Below are some entries. Work out how many of their lines hold the word "الرميحى", and write that number alone.

━━━━

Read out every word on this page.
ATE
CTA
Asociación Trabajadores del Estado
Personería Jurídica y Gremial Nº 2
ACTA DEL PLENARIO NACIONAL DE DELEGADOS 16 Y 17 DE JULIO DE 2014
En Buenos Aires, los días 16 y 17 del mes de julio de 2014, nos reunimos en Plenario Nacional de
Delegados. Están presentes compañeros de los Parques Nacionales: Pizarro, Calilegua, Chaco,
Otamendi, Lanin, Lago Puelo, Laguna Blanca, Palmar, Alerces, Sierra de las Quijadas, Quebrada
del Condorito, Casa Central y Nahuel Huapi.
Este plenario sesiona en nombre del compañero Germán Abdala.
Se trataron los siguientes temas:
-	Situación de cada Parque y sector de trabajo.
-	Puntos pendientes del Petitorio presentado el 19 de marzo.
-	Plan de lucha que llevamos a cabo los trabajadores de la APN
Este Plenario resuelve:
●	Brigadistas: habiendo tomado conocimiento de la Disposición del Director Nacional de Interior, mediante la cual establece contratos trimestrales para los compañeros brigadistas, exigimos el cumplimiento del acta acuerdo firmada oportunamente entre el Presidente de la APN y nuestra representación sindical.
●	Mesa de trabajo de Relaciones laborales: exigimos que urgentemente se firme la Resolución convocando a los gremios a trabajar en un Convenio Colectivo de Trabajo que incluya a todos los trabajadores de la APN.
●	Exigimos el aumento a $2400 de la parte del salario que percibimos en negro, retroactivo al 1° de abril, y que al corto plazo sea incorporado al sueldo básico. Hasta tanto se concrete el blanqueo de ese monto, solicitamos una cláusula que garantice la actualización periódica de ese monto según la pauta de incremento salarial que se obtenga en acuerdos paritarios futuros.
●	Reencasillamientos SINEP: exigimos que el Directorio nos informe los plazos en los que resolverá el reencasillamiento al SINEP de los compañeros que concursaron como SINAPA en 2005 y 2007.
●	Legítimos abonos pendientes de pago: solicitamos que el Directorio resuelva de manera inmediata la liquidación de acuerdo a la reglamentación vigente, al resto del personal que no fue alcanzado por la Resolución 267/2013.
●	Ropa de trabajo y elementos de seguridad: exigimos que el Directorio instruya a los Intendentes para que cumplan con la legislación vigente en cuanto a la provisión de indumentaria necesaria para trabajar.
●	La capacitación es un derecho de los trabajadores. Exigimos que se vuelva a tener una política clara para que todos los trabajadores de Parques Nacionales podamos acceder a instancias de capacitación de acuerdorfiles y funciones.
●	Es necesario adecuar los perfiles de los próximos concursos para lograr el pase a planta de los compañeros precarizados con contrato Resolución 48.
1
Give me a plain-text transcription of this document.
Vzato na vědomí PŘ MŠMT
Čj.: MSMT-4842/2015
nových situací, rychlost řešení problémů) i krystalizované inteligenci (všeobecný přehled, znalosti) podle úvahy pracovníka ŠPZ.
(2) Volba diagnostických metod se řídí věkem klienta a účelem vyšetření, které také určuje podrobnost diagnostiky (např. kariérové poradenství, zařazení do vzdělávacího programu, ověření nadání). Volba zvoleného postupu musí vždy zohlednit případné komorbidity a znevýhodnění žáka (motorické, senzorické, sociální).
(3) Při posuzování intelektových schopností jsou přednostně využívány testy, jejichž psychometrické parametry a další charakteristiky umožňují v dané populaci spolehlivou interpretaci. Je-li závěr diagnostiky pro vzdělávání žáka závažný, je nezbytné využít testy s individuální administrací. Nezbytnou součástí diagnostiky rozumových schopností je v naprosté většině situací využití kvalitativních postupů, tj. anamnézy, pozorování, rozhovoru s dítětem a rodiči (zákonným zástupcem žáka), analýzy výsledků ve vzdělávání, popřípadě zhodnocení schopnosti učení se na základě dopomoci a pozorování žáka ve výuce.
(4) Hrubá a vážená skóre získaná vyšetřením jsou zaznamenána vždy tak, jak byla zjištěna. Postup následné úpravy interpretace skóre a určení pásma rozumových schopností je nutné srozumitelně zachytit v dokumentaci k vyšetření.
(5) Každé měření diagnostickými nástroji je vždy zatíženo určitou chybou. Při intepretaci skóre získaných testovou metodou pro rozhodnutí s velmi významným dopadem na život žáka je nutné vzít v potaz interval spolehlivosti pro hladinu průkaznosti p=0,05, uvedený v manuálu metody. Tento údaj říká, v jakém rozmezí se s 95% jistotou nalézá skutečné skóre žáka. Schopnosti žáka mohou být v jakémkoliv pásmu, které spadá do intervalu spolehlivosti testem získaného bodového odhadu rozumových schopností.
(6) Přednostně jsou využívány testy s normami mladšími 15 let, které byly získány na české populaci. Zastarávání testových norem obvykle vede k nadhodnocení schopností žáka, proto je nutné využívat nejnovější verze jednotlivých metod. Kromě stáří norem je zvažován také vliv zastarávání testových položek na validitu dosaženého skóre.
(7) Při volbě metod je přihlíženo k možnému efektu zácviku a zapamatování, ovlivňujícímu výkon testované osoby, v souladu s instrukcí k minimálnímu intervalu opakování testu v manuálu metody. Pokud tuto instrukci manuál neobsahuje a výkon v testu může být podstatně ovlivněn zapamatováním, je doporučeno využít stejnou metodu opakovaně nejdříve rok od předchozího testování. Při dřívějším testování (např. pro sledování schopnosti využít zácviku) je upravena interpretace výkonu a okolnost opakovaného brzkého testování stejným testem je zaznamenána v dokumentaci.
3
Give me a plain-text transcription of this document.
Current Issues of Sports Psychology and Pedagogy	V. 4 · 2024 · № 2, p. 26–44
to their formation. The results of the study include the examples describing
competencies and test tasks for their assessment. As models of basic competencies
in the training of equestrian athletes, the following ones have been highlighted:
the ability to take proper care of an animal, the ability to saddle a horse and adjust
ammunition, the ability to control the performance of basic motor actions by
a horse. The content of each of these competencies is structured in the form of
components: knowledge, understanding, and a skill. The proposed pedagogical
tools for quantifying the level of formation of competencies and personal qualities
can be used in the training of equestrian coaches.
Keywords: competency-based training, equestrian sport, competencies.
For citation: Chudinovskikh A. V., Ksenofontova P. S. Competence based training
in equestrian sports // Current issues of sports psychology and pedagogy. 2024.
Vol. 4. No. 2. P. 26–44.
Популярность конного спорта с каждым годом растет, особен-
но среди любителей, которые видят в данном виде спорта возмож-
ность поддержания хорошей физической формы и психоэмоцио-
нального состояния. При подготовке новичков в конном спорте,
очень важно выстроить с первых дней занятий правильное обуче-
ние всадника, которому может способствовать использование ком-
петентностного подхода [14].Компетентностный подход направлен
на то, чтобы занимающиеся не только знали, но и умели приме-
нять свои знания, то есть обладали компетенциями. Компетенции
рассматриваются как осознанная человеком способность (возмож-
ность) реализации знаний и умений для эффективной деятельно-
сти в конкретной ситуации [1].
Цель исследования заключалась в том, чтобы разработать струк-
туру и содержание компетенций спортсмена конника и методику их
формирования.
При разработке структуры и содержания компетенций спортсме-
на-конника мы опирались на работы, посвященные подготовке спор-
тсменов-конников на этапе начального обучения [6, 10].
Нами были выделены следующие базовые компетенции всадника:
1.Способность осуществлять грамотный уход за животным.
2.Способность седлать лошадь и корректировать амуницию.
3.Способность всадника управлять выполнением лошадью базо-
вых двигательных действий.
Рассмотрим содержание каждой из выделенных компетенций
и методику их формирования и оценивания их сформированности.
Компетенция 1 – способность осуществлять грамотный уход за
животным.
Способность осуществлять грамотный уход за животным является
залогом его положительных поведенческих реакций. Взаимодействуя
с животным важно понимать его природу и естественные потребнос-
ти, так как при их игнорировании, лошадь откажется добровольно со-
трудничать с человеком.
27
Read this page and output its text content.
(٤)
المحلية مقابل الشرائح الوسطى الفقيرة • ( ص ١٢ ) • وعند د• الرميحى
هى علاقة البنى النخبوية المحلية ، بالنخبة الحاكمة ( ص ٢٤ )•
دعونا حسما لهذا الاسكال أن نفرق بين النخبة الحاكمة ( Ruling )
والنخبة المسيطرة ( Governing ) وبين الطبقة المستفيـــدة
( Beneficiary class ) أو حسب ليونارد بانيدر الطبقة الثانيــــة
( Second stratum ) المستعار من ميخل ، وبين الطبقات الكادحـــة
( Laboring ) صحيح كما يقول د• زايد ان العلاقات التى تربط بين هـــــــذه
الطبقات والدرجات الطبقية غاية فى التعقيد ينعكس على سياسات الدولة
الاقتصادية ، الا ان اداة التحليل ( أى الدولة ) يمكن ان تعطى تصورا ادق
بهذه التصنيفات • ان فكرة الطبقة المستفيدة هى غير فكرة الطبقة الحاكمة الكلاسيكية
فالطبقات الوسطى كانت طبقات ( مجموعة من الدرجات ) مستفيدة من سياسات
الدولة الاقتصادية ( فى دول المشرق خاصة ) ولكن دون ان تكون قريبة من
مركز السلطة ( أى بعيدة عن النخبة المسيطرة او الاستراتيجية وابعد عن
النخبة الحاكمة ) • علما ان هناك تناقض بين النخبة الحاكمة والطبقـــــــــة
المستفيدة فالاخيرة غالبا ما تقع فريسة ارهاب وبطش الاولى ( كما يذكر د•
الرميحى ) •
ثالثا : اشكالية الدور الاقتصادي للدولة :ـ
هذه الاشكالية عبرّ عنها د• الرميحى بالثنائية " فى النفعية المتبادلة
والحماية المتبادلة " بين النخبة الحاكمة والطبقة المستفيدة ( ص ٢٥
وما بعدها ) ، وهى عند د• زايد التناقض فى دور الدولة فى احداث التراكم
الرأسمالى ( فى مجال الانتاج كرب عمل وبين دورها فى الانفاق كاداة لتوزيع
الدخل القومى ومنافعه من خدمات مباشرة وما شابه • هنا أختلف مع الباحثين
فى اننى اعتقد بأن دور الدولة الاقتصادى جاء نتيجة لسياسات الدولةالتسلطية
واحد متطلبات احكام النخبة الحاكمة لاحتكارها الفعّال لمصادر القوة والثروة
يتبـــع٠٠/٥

━━━━

§ RESULT OF THIS TASK
3